- Stated goal -
Give only the number of lines in the listing below where the string "multa" occurs.

- Stored rows -

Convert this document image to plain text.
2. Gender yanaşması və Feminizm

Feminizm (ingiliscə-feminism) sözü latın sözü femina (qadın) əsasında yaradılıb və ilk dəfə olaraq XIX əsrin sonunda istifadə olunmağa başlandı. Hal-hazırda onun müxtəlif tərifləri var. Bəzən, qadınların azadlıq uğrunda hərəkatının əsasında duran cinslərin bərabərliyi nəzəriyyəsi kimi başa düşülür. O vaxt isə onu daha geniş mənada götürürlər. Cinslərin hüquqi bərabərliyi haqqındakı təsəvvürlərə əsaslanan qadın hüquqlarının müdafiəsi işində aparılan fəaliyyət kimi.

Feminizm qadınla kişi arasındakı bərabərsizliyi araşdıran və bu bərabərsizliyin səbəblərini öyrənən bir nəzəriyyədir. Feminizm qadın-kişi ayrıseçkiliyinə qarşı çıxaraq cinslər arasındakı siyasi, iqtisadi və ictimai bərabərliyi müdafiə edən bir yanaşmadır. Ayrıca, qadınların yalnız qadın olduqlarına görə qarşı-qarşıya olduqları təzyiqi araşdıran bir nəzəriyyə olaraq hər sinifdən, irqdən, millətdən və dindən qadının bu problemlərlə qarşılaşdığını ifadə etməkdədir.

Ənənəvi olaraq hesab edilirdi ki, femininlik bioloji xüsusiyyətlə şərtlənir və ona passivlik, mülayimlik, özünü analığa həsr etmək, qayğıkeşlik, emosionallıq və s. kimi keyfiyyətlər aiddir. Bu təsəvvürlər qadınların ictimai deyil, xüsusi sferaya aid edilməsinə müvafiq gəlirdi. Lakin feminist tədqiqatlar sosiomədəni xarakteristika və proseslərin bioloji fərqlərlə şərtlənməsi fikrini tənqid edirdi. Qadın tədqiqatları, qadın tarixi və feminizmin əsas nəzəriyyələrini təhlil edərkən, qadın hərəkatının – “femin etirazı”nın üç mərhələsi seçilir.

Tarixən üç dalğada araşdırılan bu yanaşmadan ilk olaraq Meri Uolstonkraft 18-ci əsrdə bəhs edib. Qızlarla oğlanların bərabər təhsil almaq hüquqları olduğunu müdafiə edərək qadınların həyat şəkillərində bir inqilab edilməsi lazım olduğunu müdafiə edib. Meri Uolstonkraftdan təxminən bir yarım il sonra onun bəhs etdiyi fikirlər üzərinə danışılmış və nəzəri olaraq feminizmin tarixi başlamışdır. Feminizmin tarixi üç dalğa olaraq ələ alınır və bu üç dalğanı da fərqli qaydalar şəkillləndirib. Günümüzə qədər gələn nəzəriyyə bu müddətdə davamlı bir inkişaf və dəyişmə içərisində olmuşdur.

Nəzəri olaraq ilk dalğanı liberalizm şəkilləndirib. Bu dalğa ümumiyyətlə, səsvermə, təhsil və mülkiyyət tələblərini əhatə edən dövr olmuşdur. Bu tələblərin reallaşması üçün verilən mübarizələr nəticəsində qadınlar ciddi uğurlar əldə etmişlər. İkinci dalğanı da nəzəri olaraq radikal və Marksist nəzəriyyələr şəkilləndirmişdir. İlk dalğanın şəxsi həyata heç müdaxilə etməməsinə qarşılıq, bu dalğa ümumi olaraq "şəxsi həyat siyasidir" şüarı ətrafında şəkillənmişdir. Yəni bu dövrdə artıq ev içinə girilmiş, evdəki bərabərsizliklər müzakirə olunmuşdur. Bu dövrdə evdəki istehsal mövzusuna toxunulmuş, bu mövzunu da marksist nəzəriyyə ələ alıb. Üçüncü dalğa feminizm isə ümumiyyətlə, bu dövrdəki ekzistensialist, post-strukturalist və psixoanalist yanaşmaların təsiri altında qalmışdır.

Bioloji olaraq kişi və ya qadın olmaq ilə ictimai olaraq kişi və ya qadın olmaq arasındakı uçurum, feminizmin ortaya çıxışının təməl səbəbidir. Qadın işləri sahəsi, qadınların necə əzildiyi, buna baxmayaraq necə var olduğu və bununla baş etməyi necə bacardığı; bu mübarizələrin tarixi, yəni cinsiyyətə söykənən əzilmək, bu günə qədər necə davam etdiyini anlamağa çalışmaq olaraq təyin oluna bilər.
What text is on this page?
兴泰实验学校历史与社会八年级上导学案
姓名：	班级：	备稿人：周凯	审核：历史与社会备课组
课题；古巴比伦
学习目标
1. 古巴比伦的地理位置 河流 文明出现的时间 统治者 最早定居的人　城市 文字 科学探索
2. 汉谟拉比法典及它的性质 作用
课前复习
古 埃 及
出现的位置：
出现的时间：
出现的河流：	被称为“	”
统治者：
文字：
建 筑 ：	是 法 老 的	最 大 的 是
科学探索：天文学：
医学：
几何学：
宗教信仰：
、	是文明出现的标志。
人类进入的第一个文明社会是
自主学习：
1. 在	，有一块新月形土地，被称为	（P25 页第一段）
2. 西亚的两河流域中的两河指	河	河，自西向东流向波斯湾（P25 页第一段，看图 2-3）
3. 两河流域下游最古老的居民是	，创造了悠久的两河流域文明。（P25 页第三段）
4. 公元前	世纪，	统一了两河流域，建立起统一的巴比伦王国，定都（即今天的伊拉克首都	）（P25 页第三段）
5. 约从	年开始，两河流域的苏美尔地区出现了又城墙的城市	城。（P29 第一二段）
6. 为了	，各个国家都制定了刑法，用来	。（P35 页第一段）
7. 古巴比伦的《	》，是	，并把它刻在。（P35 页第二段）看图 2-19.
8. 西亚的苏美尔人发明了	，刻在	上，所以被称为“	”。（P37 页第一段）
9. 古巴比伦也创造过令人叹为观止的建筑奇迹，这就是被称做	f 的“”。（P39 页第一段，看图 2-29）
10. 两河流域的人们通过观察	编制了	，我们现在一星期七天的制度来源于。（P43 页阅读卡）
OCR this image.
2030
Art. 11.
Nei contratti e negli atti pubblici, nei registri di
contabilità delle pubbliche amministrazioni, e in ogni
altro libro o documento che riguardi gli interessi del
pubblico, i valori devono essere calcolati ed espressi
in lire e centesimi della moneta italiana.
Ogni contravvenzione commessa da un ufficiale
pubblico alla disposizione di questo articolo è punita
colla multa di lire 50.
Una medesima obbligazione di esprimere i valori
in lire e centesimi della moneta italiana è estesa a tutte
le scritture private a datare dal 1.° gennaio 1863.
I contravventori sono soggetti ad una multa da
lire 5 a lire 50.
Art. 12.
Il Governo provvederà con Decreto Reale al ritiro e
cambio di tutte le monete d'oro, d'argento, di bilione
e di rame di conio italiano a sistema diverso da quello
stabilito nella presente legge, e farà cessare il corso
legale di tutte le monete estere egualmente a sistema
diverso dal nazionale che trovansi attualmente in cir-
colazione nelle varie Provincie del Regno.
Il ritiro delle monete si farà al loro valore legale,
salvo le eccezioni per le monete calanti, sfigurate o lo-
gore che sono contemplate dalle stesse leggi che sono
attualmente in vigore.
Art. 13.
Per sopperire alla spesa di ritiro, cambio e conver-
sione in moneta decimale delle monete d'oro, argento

- Result of the task -
2